Work to be completed: Copy the records that follow exactly as written, but not their pictures.

Stored records:
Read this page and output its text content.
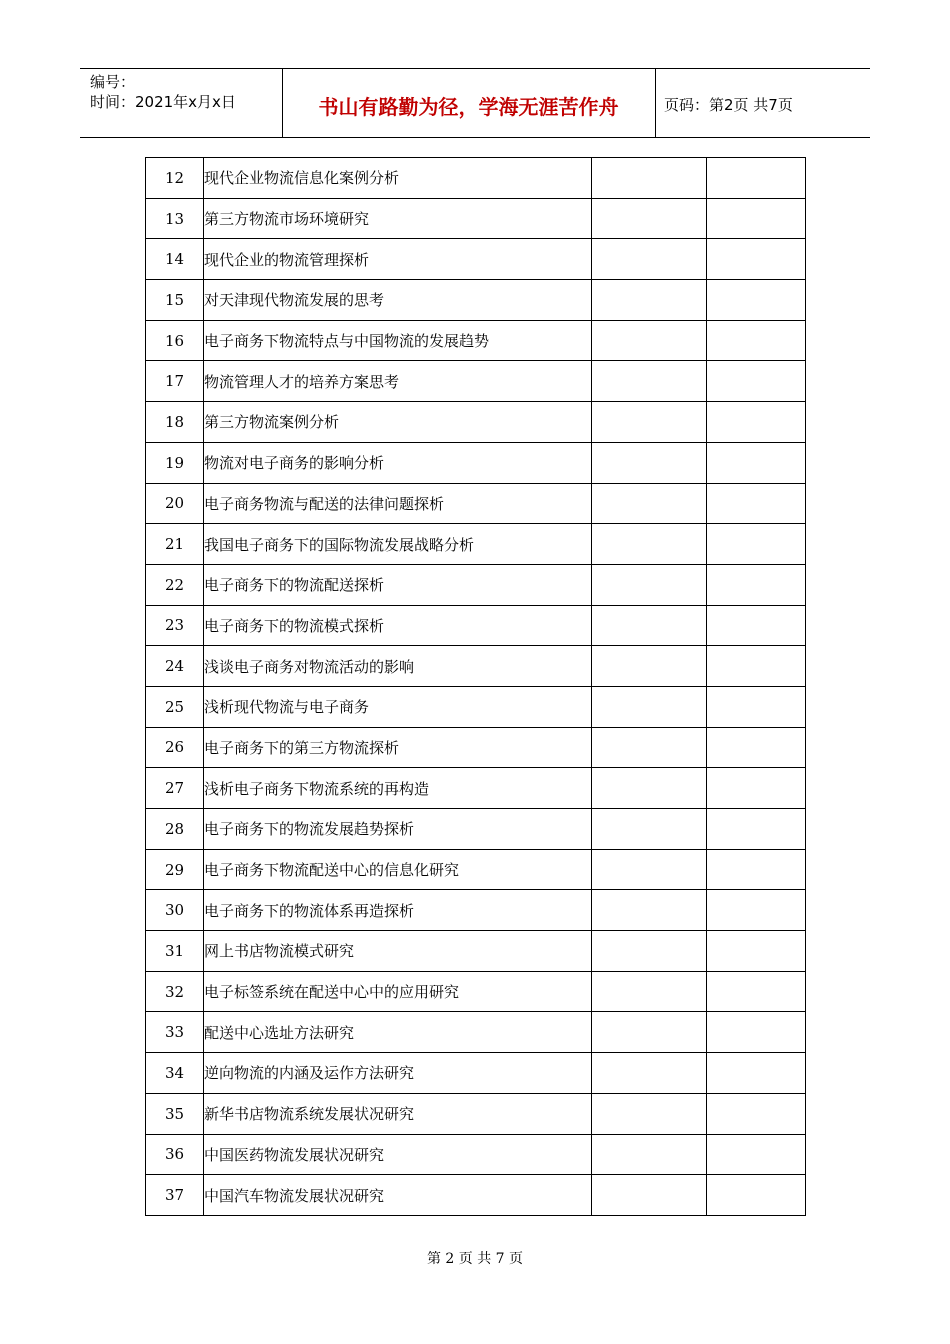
编号：
时间：2021年x月x日	书山有路勤为径，学海无涯苦作舟	页码：第2页 共7页
12	现代企业物流信息化案例分析		
13	第三方物流市场环境研究		
14	现代企业的物流管理探析		
15	对天津现代物流发展的思考		
16	电子商务下物流特点与中国物流的发展趋势		
17	物流管理人才的培养方案思考		
18	第三方物流案例分析		
19	物流对电子商务的影响分析		
20	电子商务物流与配送的法律问题探析		
21	我国电子商务下的国际物流发展战略分析		
22	电子商务下的物流配送探析		
23	电子商务下的物流模式探析		
24	浅谈电子商务对物流活动的影响		
25	浅析现代物流与电子商务		
26	电子商务下的第三方物流探析		
27	浅析电子商务下物流系统的再构造		
28	电子商务下的物流发展趋势探析		
29	电子商务下物流配送中心的信息化研究		
30	电子商务下的物流体系再造探析		
31	网上书店物流模式研究		
32	电子标签系统在配送中心中的应用研究		
33	配送中心选址方法研究		
34	逆向物流的内涵及运作方法研究		
35	新华书店物流系统发展状况研究		
36	中国医药物流发展状况研究		
37	中国汽车物流发展状况研究		
第 2 页 共 7 页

Solved problem:
Read this page and output its text content.
编号：
时间：2021年x月x日	书山有路勤为径，学海无涯苦作舟	页码：第2页 共7页
12	现代企业物流信息化案例分析		
13	第三方物流市场环境研究		
14	现代企业的物流管理探析		
15	对天津现代物流发展的思考		
16	电子商务下物流特点与中国物流的发展趋势		
17	物流管理人才的培养方案思考		
18	第三方物流案例分析		
19	物流对电子商务的影响分析		
20	电子商务物流与配送的法律问题探析		
21	我国电子商务下的国际物流发展战略分析		
22	电子商务下的物流配送探析		
23	电子商务下的物流模式探析		
24	浅谈电子商务对物流活动的影响		
25	浅析现代物流与电子商务		
26	电子商务下的第三方物流探析		
27	浅析电子商务下物流系统的再构造		
28	电子商务下的物流发展趋势探析		
29	电子商务下物流配送中心的信息化研究		
30	电子商务下的物流体系再造探析		
31	网上书店物流模式研究		
32	电子标签系统在配送中心中的应用研究		
33	配送中心选址方法研究		
34	逆向物流的内涵及运作方法研究		
35	新华书店物流系统发展状况研究		
36	中国医药物流发展状况研究		
37	中国汽车物流发展状况研究		
第 2 页 共 7 页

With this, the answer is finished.